:: WHAT THE TASK ASKS ::
Please return every line of the material verbatim and skip any images.

:: DATA SHOWN ::
════════════════

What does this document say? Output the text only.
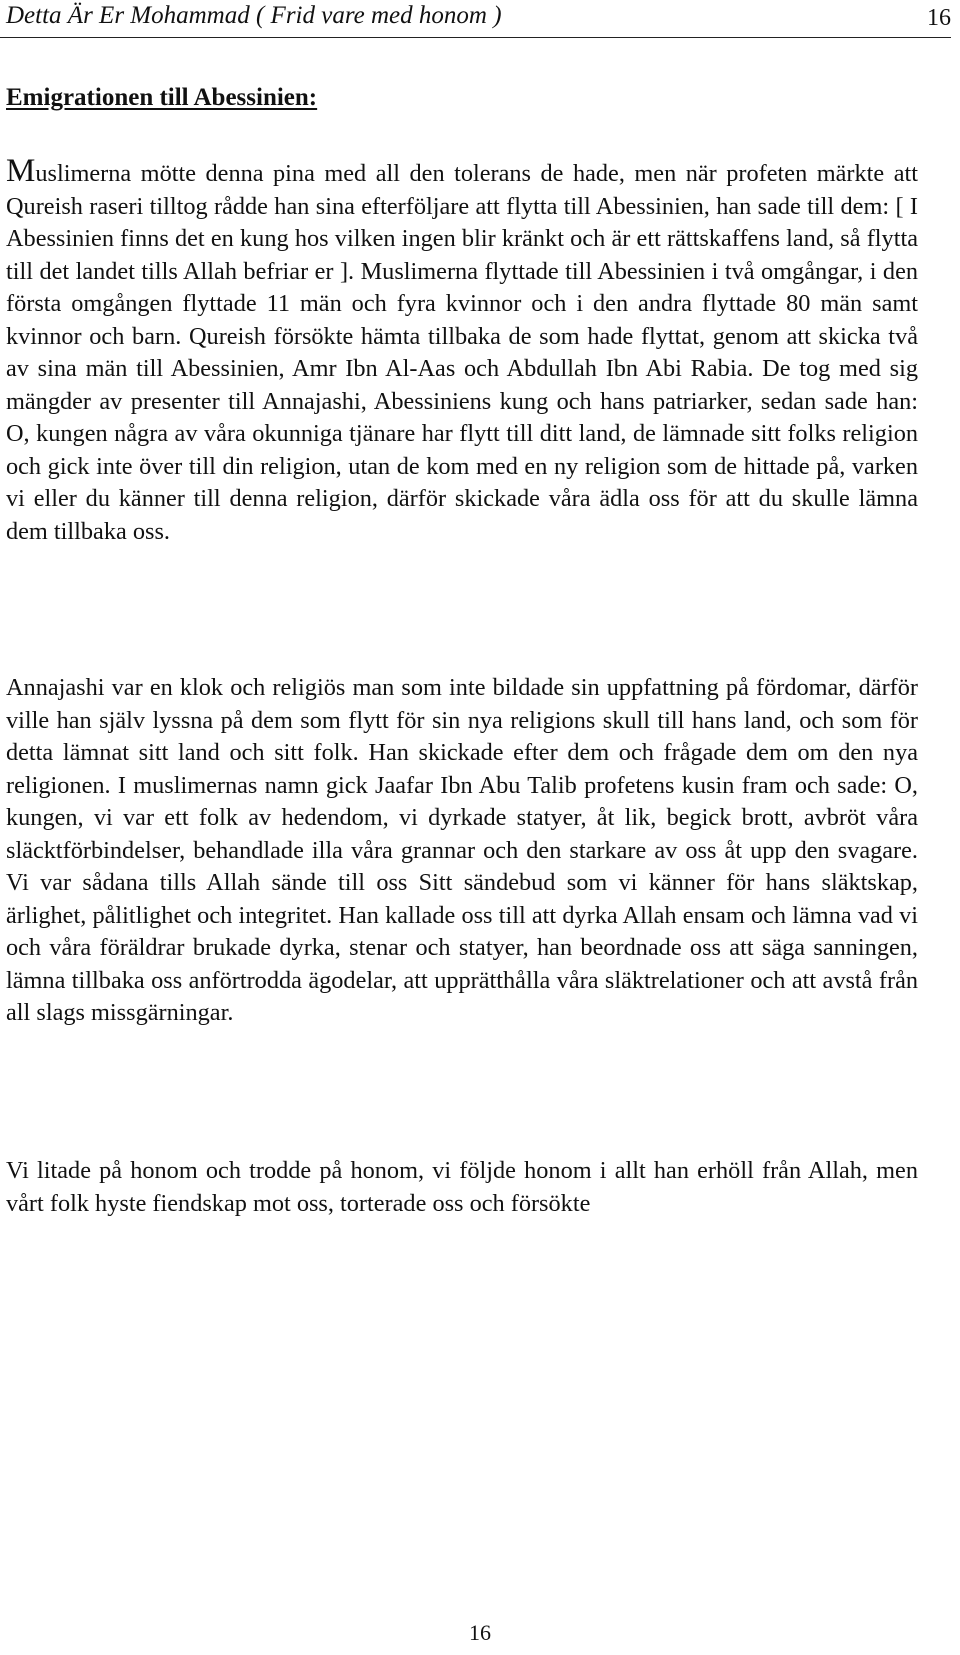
Detta Är Er Mohammad ( Frid vare med honom )	16
Emigrationen till Abessinien:

Muslimerna mötte denna pina med all den tolerans de hade, men när profeten märkte att Qureish raseri tilltog rådde han sina efterföljare att flytta till Abessinien, han sade till dem: [ I Abessinien finns det en kung hos vilken ingen blir kränkt och är ett rättskaffens land, så flytta till det landet tills Allah befriar er ]. Muslimerna flyttade till Abessinien i två omgångar, i den första omgången flyttade 11 män och fyra kvinnor och i den andra flyttade 80 män samt kvinnor och barn. Qureish försökte hämta tillbaka de som hade flyttat, genom att skicka två av sina män till Abessinien, Amr Ibn Al-Aas och Abdullah Ibn Abi Rabia. De tog med sig mängder av presenter till Annajashi, Abessiniens kung och hans patriarker, sedan sade han: O, kungen några av våra okunniga tjänare har flytt till ditt land, de lämnade sitt folks religion och gick inte över till din religion, utan de kom med en ny religion som de hittade på, varken vi eller du känner till denna religion, därför skickade våra ädla oss för att du skulle lämna dem tillbaka oss.

Annajashi var en klok och religiös man som inte bildade sin uppfattning på fördomar, därför ville han själv lyssna på dem som flytt för sin nya religions skull till hans land, och som för detta lämnat sitt land och sitt folk. Han skickade efter dem och frågade dem om den nya religionen. I muslimernas namn gick Jaafar Ibn Abu Talib profetens kusin fram och sade: O, kungen, vi var ett folk av hedendom, vi dyrkade statyer, åt lik, begick brott, avbröt våra släcktförbindelser, behandlade illa våra grannar och den starkare av oss åt upp den svagare. Vi var sådana tills Allah sände till oss Sitt sändebud som vi känner för hans släktskap, ärlighet, pålitlighet och integritet. Han kallade oss till att dyrka Allah ensam och lämna vad vi och våra föräldrar brukade dyrka, stenar och statyer, han beordnade oss att säga sanningen, lämna tillbaka oss anförtrodda ägodelar, att upprätthålla våra släktrelationer och att avstå från all slags missgärningar.

Vi litade på honom och trodde på honom, vi följde honom i allt han erhöll från Allah, men vårt folk hyste fiendskap mot oss, torterade oss och försökte

16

════════════════

:: OUTPUT FOR THIS EXERCISE ::
What does this document say? Output the text only.
Detta Är Er Mohammad ( Frid vare med honom )	16
Emigrationen till Abessinien:

Muslimerna mötte denna pina med all den tolerans de hade, men när profeten märkte att Qureish raseri tilltog rådde han sina efterföljare att flytta till Abessinien, han sade till dem: [ I Abessinien finns det en kung hos vilken ingen blir kränkt och är ett rättskaffens land, så flytta till det landet tills Allah befriar er ]. Muslimerna flyttade till Abessinien i två omgångar, i den första omgången flyttade 11 män och fyra kvinnor och i den andra flyttade 80 män samt kvinnor och barn. Qureish försökte hämta tillbaka de som hade flyttat, genom att skicka två av sina män till Abessinien, Amr Ibn Al-Aas och Abdullah Ibn Abi Rabia. De tog med sig mängder av presenter till Annajashi, Abessiniens kung och hans patriarker, sedan sade han: O, kungen några av våra okunniga tjänare har flytt till ditt land, de lämnade sitt folks religion och gick inte över till din religion, utan de kom med en ny religion som de hittade på, varken vi eller du känner till denna religion, därför skickade våra ädla oss för att du skulle lämna dem tillbaka oss.

Annajashi var en klok och religiös man som inte bildade sin uppfattning på fördomar, därför ville han själv lyssna på dem som flytt för sin nya religions skull till hans land, och som för detta lämnat sitt land och sitt folk. Han skickade efter dem och frågade dem om den nya religionen. I muslimernas namn gick Jaafar Ibn Abu Talib profetens kusin fram och sade: O, kungen, vi var ett folk av hedendom, vi dyrkade statyer, åt lik, begick brott, avbröt våra släcktförbindelser, behandlade illa våra grannar och den starkare av oss åt upp den svagare. Vi var sådana tills Allah sände till oss Sitt sändebud som vi känner för hans släktskap, ärlighet, pålitlighet och integritet. Han kallade oss till att dyrka Allah ensam och lämna vad vi och våra föräldrar brukade dyrka, stenar och statyer, han beordnade oss att säga sanningen, lämna tillbaka oss anförtrodda ägodelar, att upprätthålla våra släktrelationer och att avstå från all slags missgärningar.

Vi litade på honom och trodde på honom, vi följde honom i allt han erhöll från Allah, men vårt folk hyste fiendskap mot oss, torterade oss och försökte

16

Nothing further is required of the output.